RECORDS FOR THE EXERCISE:

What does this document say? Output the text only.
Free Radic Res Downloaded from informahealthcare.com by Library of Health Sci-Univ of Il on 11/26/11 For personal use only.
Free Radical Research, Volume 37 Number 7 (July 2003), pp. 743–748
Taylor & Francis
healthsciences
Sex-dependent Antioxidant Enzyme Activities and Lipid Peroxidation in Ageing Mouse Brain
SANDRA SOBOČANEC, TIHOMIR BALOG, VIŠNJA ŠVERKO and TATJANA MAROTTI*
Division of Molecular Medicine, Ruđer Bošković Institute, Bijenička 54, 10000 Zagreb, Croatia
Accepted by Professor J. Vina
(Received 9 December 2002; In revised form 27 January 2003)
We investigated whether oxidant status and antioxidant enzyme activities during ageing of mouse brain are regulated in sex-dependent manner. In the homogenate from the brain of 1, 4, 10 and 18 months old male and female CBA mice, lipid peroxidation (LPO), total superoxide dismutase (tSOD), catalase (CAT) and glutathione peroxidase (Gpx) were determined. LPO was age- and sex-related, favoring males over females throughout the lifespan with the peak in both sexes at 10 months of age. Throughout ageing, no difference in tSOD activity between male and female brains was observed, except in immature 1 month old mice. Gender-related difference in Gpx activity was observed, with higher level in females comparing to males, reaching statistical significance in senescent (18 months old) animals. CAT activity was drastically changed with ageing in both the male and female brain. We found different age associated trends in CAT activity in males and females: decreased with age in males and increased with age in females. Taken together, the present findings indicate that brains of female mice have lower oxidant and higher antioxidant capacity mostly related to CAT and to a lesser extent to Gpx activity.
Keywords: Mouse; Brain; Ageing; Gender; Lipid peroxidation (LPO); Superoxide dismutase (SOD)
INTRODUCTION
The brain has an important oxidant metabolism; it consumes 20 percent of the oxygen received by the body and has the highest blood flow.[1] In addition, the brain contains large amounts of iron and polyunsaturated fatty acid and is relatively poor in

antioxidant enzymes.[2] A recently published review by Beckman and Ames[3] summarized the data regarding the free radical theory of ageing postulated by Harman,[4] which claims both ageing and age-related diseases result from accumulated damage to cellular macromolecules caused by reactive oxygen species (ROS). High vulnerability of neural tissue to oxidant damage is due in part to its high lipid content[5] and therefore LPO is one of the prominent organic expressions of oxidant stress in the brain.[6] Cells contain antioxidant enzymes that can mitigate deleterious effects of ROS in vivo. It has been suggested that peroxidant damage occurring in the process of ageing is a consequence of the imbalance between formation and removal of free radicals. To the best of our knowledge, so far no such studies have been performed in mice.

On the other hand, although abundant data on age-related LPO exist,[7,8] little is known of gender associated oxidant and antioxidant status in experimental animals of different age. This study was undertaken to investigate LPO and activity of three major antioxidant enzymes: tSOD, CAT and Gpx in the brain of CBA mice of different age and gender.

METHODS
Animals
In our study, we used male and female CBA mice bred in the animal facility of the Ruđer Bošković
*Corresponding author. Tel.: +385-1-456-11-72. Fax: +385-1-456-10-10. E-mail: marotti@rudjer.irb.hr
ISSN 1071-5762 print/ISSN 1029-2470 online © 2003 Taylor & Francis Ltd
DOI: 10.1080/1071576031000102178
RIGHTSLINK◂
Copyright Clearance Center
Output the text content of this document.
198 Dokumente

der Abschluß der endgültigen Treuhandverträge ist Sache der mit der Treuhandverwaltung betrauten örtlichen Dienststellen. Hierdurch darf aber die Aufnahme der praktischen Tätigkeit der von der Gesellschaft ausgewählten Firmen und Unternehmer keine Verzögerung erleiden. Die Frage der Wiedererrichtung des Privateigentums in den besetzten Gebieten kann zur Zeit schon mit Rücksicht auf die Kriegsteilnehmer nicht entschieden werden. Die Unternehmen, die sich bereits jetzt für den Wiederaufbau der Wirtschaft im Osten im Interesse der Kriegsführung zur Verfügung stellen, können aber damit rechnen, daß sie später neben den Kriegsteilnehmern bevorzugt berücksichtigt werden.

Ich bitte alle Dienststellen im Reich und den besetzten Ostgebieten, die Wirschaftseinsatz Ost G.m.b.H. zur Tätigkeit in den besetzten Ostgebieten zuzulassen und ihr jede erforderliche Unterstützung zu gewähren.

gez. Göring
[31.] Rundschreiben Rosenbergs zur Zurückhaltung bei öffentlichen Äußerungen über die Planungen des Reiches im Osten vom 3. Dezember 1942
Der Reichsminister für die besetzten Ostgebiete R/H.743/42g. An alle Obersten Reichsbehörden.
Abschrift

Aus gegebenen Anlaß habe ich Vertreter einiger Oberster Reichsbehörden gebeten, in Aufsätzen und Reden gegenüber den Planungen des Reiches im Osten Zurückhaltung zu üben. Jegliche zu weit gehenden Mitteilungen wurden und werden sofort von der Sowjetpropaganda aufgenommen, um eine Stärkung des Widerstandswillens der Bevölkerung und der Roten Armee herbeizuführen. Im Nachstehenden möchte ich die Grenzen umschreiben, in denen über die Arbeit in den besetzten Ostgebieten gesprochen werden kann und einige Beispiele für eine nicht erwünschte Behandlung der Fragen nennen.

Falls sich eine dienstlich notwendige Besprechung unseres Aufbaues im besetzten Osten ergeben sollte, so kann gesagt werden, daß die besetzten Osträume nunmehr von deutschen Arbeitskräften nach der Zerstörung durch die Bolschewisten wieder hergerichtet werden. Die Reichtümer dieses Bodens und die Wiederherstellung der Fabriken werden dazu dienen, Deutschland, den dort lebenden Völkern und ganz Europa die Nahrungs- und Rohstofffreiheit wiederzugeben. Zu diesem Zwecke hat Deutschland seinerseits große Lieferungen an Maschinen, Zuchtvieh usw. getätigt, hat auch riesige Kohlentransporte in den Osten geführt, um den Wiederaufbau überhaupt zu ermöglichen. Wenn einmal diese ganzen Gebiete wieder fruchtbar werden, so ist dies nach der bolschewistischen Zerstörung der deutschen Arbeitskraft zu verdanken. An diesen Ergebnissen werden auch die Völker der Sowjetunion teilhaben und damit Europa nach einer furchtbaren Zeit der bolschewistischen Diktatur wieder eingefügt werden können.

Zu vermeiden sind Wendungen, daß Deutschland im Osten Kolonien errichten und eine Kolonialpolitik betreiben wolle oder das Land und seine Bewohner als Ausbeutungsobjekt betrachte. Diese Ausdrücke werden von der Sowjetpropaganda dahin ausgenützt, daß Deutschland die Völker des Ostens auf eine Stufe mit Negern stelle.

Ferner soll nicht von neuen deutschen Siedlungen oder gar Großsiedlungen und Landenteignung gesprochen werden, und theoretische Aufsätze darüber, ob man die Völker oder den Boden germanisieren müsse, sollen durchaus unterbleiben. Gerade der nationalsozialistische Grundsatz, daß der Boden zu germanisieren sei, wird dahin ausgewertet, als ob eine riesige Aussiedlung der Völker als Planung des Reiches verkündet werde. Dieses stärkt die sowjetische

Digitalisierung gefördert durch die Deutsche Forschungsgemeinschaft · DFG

TASK TO CARRY OUT:
Take the data above and return it exactly.

ANSWER SECTION:
What does this document say? Output the text only.
Free Radic Res Downloaded from informahealthcare.com by Library of Health Sci-Univ of Il on 11/26/11 For personal use only.
Free Radical Research, Volume 37 Number 7 (July 2003), pp. 743–748
Taylor & Francis
healthsciences
Sex-dependent Antioxidant Enzyme Activities and Lipid Peroxidation in Ageing Mouse Brain
SANDRA SOBOČANEC, TIHOMIR BALOG, VIŠNJA ŠVERKO and TATJANA MAROTTI*
Division of Molecular Medicine, Ruđer Bošković Institute, Bijenička 54, 10000 Zagreb, Croatia
Accepted by Professor J. Vina
(Received 9 December 2002; In revised form 27 January 2003)
We investigated whether oxidant status and antioxidant enzyme activities during ageing of mouse brain are regulated in sex-dependent manner. In the homogenate from the brain of 1, 4, 10 and 18 months old male and female CBA mice, lipid peroxidation (LPO), total superoxide dismutase (tSOD), catalase (CAT) and glutathione peroxidase (Gpx) were determined. LPO was age- and sex-related, favoring males over females throughout the lifespan with the peak in both sexes at 10 months of age. Throughout ageing, no difference in tSOD activity between male and female brains was observed, except in immature 1 month old mice. Gender-related difference in Gpx activity was observed, with higher level in females comparing to males, reaching statistical significance in senescent (18 months old) animals. CAT activity was drastically changed with ageing in both the male and female brain. We found different age associated trends in CAT activity in males and females: decreased with age in males and increased with age in females. Taken together, the present findings indicate that brains of female mice have lower oxidant and higher antioxidant capacity mostly related to CAT and to a lesser extent to Gpx activity.
Keywords: Mouse; Brain; Ageing; Gender; Lipid peroxidation (LPO); Superoxide dismutase (SOD)
INTRODUCTION
The brain has an important oxidant metabolism; it consumes 20 percent of the oxygen received by the body and has the highest blood flow.[1] In addition, the brain contains large amounts of iron and polyunsaturated fatty acid and is relatively poor in

antioxidant enzymes.[2] A recently published review by Beckman and Ames[3] summarized the data regarding the free radical theory of ageing postulated by Harman,[4] which claims both ageing and age-related diseases result from accumulated damage to cellular macromolecules caused by reactive oxygen species (ROS). High vulnerability of neural tissue to oxidant damage is due in part to its high lipid content[5] and therefore LPO is one of the prominent organic expressions of oxidant stress in the brain.[6] Cells contain antioxidant enzymes that can mitigate deleterious effects of ROS in vivo. It has been suggested that peroxidant damage occurring in the process of ageing is a consequence of the imbalance between formation and removal of free radicals. To the best of our knowledge, so far no such studies have been performed in mice.

On the other hand, although abundant data on age-related LPO exist,[7,8] little is known of gender associated oxidant and antioxidant status in experimental animals of different age. This study was undertaken to investigate LPO and activity of three major antioxidant enzymes: tSOD, CAT and Gpx in the brain of CBA mice of different age and gender.

METHODS
Animals
In our study, we used male and female CBA mice bred in the animal facility of the Ruđer Bošković
*Corresponding author. Tel.: +385-1-456-11-72. Fax: +385-1-456-10-10. E-mail: marotti@rudjer.irb.hr
ISSN 1071-5762 print/ISSN 1029-2470 online © 2003 Taylor & Francis Ltd
DOI: 10.1080/1071576031000102178
RIGHTSLINK◂
Copyright Clearance Center
Output the text content of this document.
198 Dokumente

der Abschluß der endgültigen Treuhandverträge ist Sache der mit der Treuhandverwaltung betrauten örtlichen Dienststellen. Hierdurch darf aber die Aufnahme der praktischen Tätigkeit der von der Gesellschaft ausgewählten Firmen und Unternehmer keine Verzögerung erleiden. Die Frage der Wiedererrichtung des Privateigentums in den besetzten Gebieten kann zur Zeit schon mit Rücksicht auf die Kriegsteilnehmer nicht entschieden werden. Die Unternehmen, die sich bereits jetzt für den Wiederaufbau der Wirtschaft im Osten im Interesse der Kriegsführung zur Verfügung stellen, können aber damit rechnen, daß sie später neben den Kriegsteilnehmern bevorzugt berücksichtigt werden.

Ich bitte alle Dienststellen im Reich und den besetzten Ostgebieten, die Wirschaftseinsatz Ost G.m.b.H. zur Tätigkeit in den besetzten Ostgebieten zuzulassen und ihr jede erforderliche Unterstützung zu gewähren.

gez. Göring
[31.] Rundschreiben Rosenbergs zur Zurückhaltung bei öffentlichen Äußerungen über die Planungen des Reiches im Osten vom 3. Dezember 1942
Der Reichsminister für die besetzten Ostgebiete R/H.743/42g. An alle Obersten Reichsbehörden.
Abschrift

Aus gegebenen Anlaß habe ich Vertreter einiger Oberster Reichsbehörden gebeten, in Aufsätzen und Reden gegenüber den Planungen des Reiches im Osten Zurückhaltung zu üben. Jegliche zu weit gehenden Mitteilungen wurden und werden sofort von der Sowjetpropaganda aufgenommen, um eine Stärkung des Widerstandswillens der Bevölkerung und der Roten Armee herbeizuführen. Im Nachstehenden möchte ich die Grenzen umschreiben, in denen über die Arbeit in den besetzten Ostgebieten gesprochen werden kann und einige Beispiele für eine nicht erwünschte Behandlung der Fragen nennen.

Falls sich eine dienstlich notwendige Besprechung unseres Aufbaues im besetzten Osten ergeben sollte, so kann gesagt werden, daß die besetzten Osträume nunmehr von deutschen Arbeitskräften nach der Zerstörung durch die Bolschewisten wieder hergerichtet werden. Die Reichtümer dieses Bodens und die Wiederherstellung der Fabriken werden dazu dienen, Deutschland, den dort lebenden Völkern und ganz Europa die Nahrungs- und Rohstofffreiheit wiederzugeben. Zu diesem Zwecke hat Deutschland seinerseits große Lieferungen an Maschinen, Zuchtvieh usw. getätigt, hat auch riesige Kohlentransporte in den Osten geführt, um den Wiederaufbau überhaupt zu ermöglichen. Wenn einmal diese ganzen Gebiete wieder fruchtbar werden, so ist dies nach der bolschewistischen Zerstörung der deutschen Arbeitskraft zu verdanken. An diesen Ergebnissen werden auch die Völker der Sowjetunion teilhaben und damit Europa nach einer furchtbaren Zeit der bolschewistischen Diktatur wieder eingefügt werden können.

Zu vermeiden sind Wendungen, daß Deutschland im Osten Kolonien errichten und eine Kolonialpolitik betreiben wolle oder das Land und seine Bewohner als Ausbeutungsobjekt betrachte. Diese Ausdrücke werden von der Sowjetpropaganda dahin ausgenützt, daß Deutschland die Völker des Ostens auf eine Stufe mit Negern stelle.

Ferner soll nicht von neuen deutschen Siedlungen oder gar Großsiedlungen und Landenteignung gesprochen werden, und theoretische Aufsätze darüber, ob man die Völker oder den Boden germanisieren müsse, sollen durchaus unterbleiben. Gerade der nationalsozialistische Grundsatz, daß der Boden zu germanisieren sei, wird dahin ausgewertet, als ob eine riesige Aussiedlung der Völker als Planung des Reiches verkündet werde. Dieses stärkt die sowjetische

Digitalisierung gefördert durch die Deutsche Forschungsgemeinschaft · DFG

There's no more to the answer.